TASK BRIEF >> Single out the lines of the material that contain "Ἀμήν" and copy them.

RECORDS SHOWN >>
#####

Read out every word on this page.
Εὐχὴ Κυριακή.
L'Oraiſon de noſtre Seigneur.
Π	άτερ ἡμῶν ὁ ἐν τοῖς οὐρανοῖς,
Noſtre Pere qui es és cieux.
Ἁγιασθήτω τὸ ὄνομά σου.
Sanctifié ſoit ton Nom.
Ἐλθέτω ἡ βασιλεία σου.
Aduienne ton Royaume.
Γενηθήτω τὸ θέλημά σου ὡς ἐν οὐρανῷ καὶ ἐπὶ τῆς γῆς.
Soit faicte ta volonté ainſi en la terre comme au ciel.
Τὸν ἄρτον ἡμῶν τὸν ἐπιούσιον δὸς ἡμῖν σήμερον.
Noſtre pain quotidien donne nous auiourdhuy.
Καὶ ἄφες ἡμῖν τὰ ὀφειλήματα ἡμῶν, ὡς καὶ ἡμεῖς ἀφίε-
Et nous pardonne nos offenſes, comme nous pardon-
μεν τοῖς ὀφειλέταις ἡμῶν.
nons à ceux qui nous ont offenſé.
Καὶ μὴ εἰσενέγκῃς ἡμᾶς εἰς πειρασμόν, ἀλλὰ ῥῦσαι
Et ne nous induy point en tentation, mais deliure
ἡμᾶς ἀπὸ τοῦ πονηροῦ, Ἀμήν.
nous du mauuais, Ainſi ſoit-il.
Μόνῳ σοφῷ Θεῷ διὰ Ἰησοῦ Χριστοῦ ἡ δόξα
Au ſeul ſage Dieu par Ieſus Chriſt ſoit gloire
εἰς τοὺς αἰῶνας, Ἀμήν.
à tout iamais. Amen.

#####

EXERCISE ANSWER >>
ἡμᾶς ἀπὸ τοῦ πονηροῦ, Ἀμήν.
εἰς τοὺς αἰῶνας, Ἀμήν.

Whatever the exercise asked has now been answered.